Data records:
╭──

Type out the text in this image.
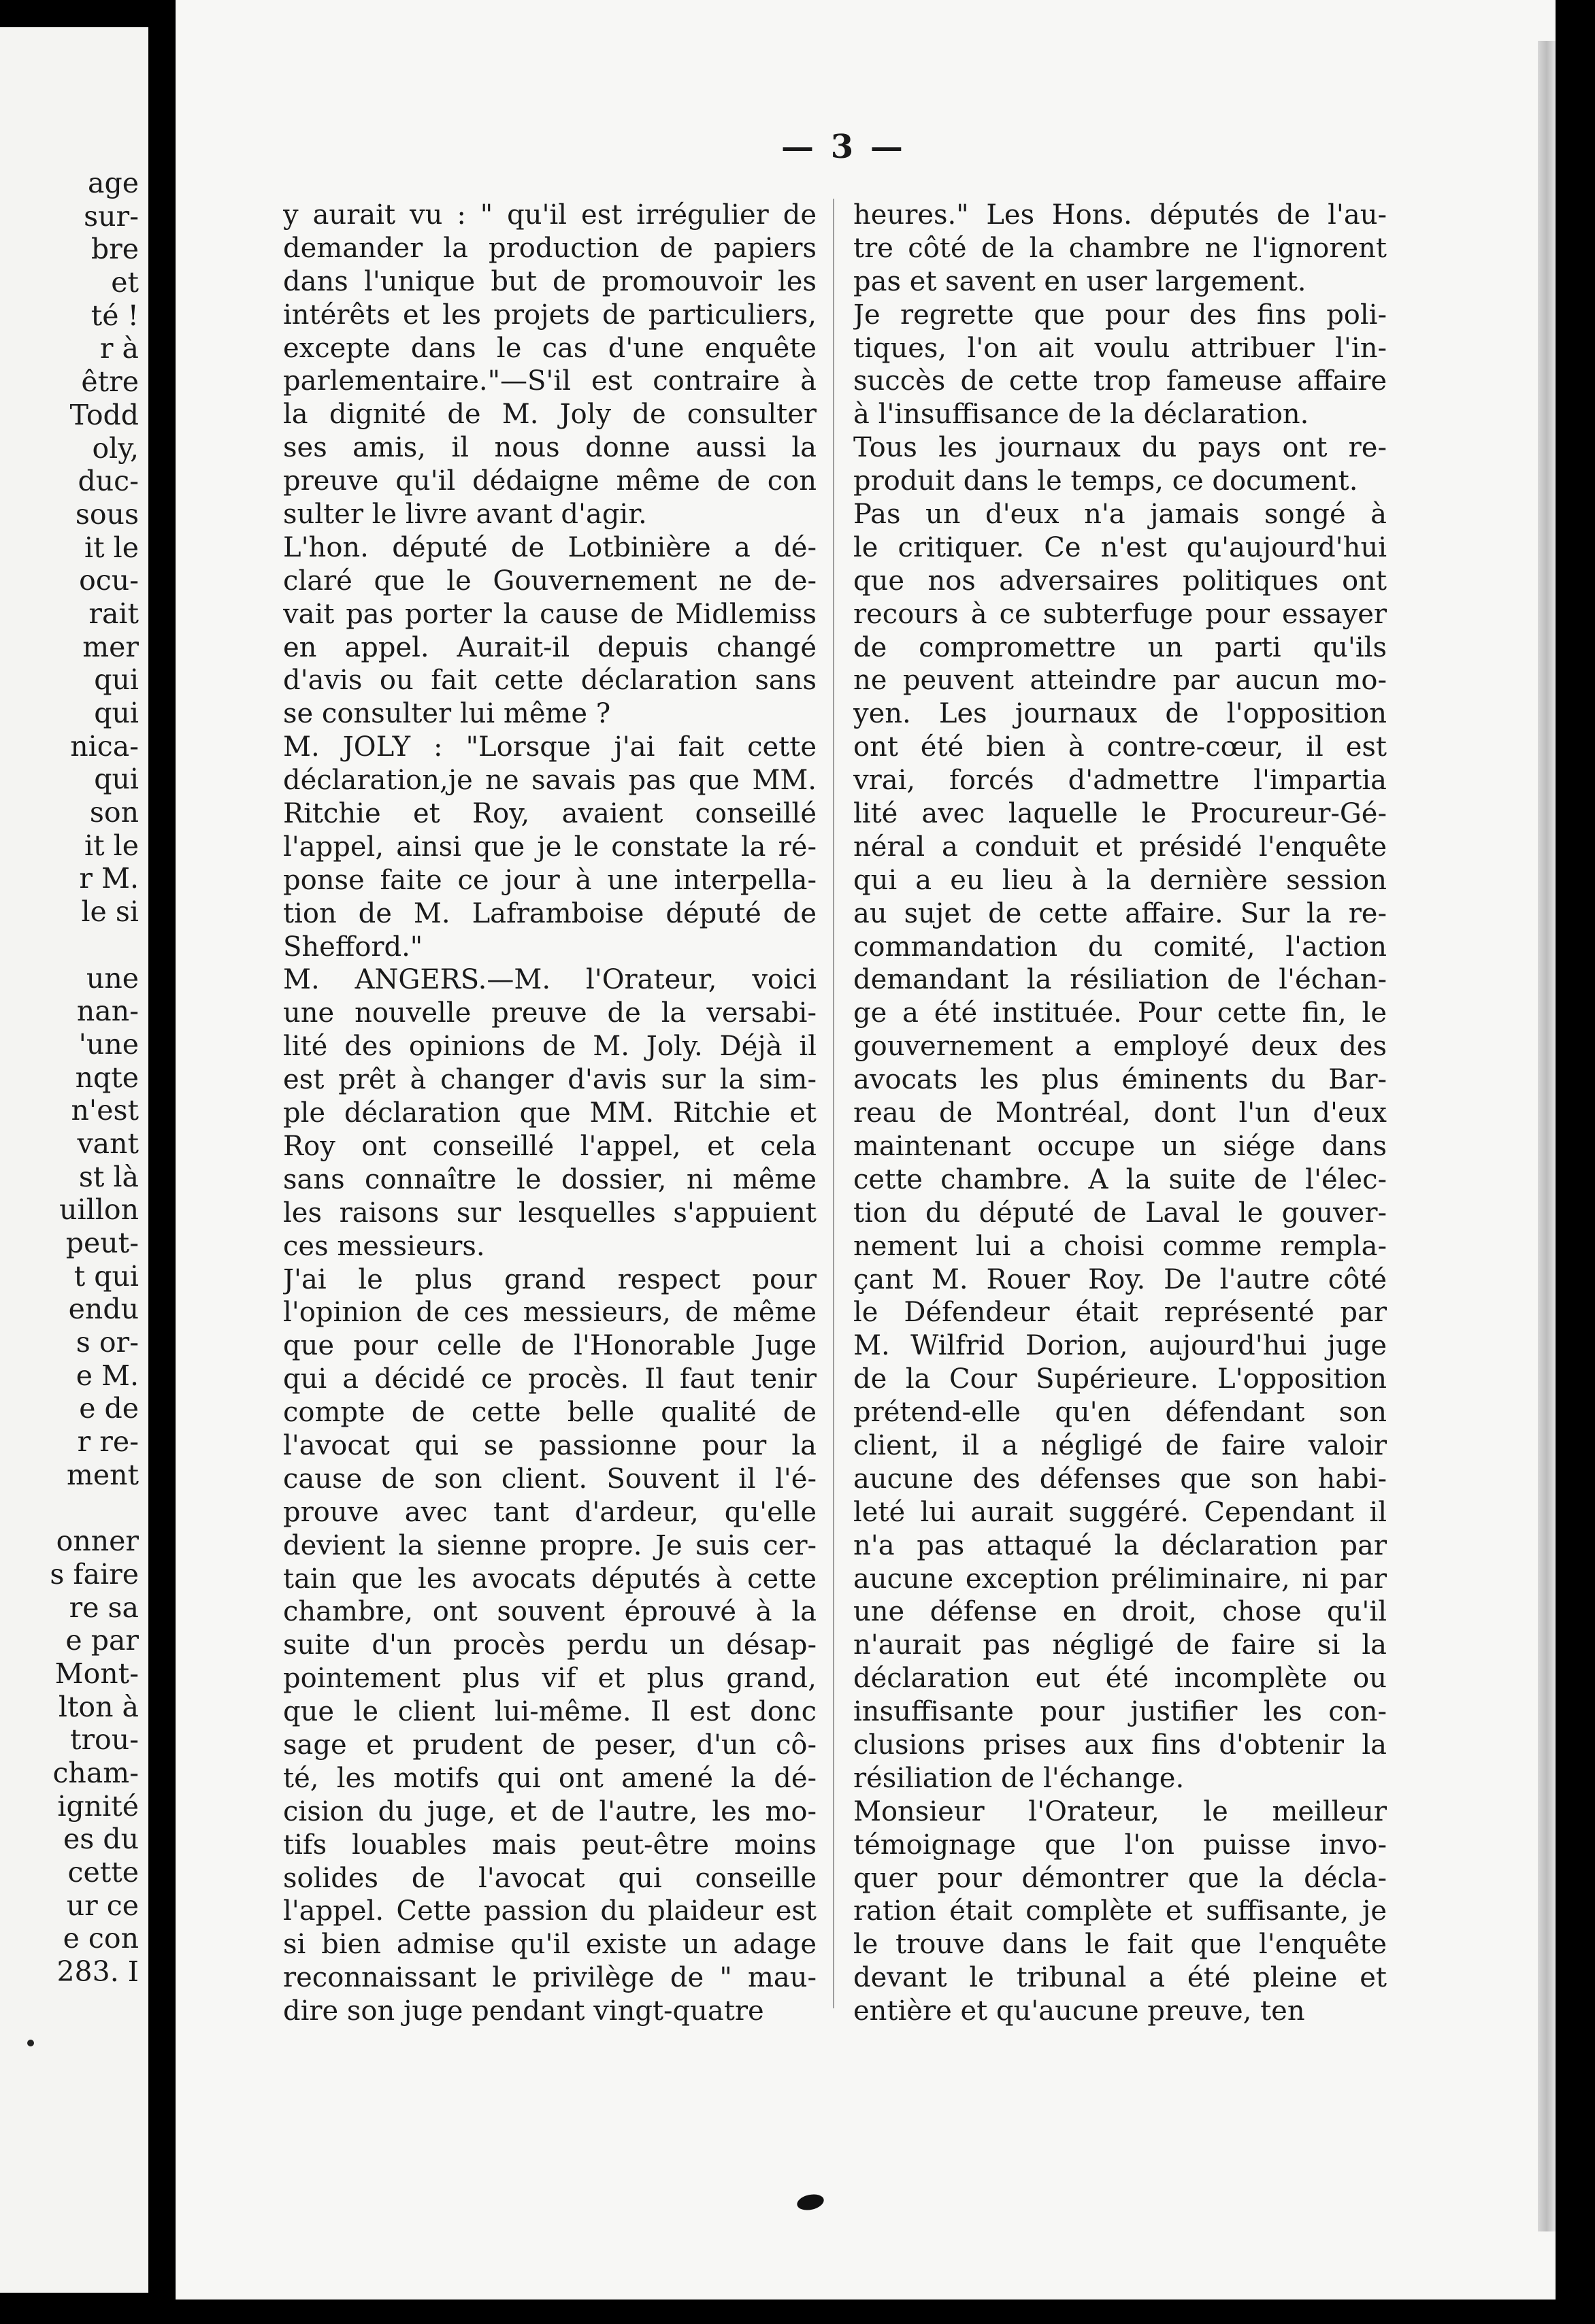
age
sur-
bre
et
té !
r à
être
Todd
oly,
duc-
sous
it le
ocu-
rait
mer
qui
qui
nica-
qui
son
it le
r M.
le si
une
nan-
'une
nqte
n'est
vant
st là
uillon
peut-
t qui
endu
s or-
e M.
e de
r re-
ment
onner
s faire
re sa
e par
Mont-
lton à
trou-
cham-
ignité
es du
cette
ur ce
e con
283. I
— 3 —
y aurait vu : " qu'il est irrégulier de
demander la production de papiers
dans l'unique but de promouvoir les
intérêts et les projets de particuliers,
excepte dans le cas d'une enquête
parlementaire."—S'il est contraire à
la dignité de M. Joly de consulter
ses amis, il nous donne aussi la
preuve qu'il dédaigne même de con
sulter le livre avant d'agir.
L'hon. député de Lotbinière a dé-
claré que le Gouvernement ne de-
vait pas porter la cause de Midlemiss
en appel. Aurait-il depuis changé
d'avis ou fait cette déclaration sans
se consulter lui même ?
M. JOLY : "Lorsque j'ai fait cette
déclaration,je ne savais pas que MM.
Ritchie et Roy, avaient conseillé
l'appel, ainsi que je le constate la ré-
ponse faite ce jour à une interpella-
tion de M. Laframboise député de
Shefford."
M. ANGERS.—M. l'Orateur, voici
une nouvelle preuve de la versabi-
lité des opinions de M. Joly. Déjà il
est prêt à changer d'avis sur la sim-
ple déclaration que MM. Ritchie et
Roy ont conseillé l'appel, et cela
sans connaître le dossier, ni même
les raisons sur lesquelles s'appuient
ces messieurs.
J'ai le plus grand respect pour
l'opinion de ces messieurs, de même
que pour celle de l'Honorable Juge
qui a décidé ce procès. Il faut tenir
compte de cette belle qualité de
l'avocat qui se passionne pour la
cause de son client. Souvent il l'é-
prouve avec tant d'ardeur, qu'elle
devient la sienne propre. Je suis cer-
tain que les avocats députés à cette
chambre, ont souvent éprouvé à la
suite d'un procès perdu un désap-
pointement plus vif et plus grand,
que le client lui-même. Il est donc
sage et prudent de peser, d'un cô-
té, les motifs qui ont amené la dé-
cision du juge, et de l'autre, les mo-
tifs louables mais peut-être moins
solides de l'avocat qui conseille
l'appel. Cette passion du plaideur est
si bien admise qu'il existe un adage
reconnaissant le privilège de " mau-
dire son juge pendant vingt-quatre
heures." Les Hons. députés de l'au-
tre côté de la chambre ne l'ignorent
pas et savent en user largement.
Je regrette que pour des fins poli-
tiques, l'on ait voulu attribuer l'in-
succès de cette trop fameuse affaire
à l'insuffisance de la déclaration.
Tous les journaux du pays ont re-
produit dans le temps, ce document.
Pas un d'eux n'a jamais songé à
le critiquer. Ce n'est qu'aujourd'hui
que nos adversaires politiques ont
recours à ce subterfuge pour essayer
de compromettre un parti qu'ils
ne peuvent atteindre par aucun mo-
yen. Les journaux de l'opposition
ont été bien à contre-cœur, il est
vrai, forcés d'admettre l'impartia
lité avec laquelle le Procureur-Gé-
néral a conduit et présidé l'enquête
qui a eu lieu à la dernière session
au sujet de cette affaire. Sur la re-
commandation du comité, l'action
demandant la résiliation de l'échan-
ge a été instituée. Pour cette fin, le
gouvernement a employé deux des
avocats les plus éminents du Bar-
reau de Montréal, dont l'un d'eux
maintenant occupe un siége dans
cette chambre. A la suite de l'élec-
tion du député de Laval le gouver-
nement lui a choisi comme rempla-
çant M. Rouer Roy. De l'autre côté
le Défendeur était représenté par
M. Wilfrid Dorion, aujourd'hui juge
de la Cour Supérieure. L'opposition
prétend-elle qu'en défendant son
client, il a négligé de faire valoir
aucune des défenses que son habi-
leté lui aurait suggéré. Cependant il
n'a pas attaqué la déclaration par
aucune exception préliminaire, ni par
une défense en droit, chose qu'il
n'aurait pas négligé de faire si la
déclaration eut été incomplète ou
insuffisante pour justifier les con-
clusions prises aux fins d'obtenir la
résiliation de l'échange.
Monsieur l'Orateur, le meilleur
témoignage que l'on puisse invo-
quer pour démontrer que la décla-
ration était complète et suffisante, je
le trouve dans le fait que l'enquête
devant le tribunal a été pleine et
entière et qu'aucune preuve, ten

╰──

- Directions: Return each line among the entries that holds the word "conseillé".

- Full output:
Ritchie et Roy, avaient conseillé
Roy ont conseillé l'appel, et cela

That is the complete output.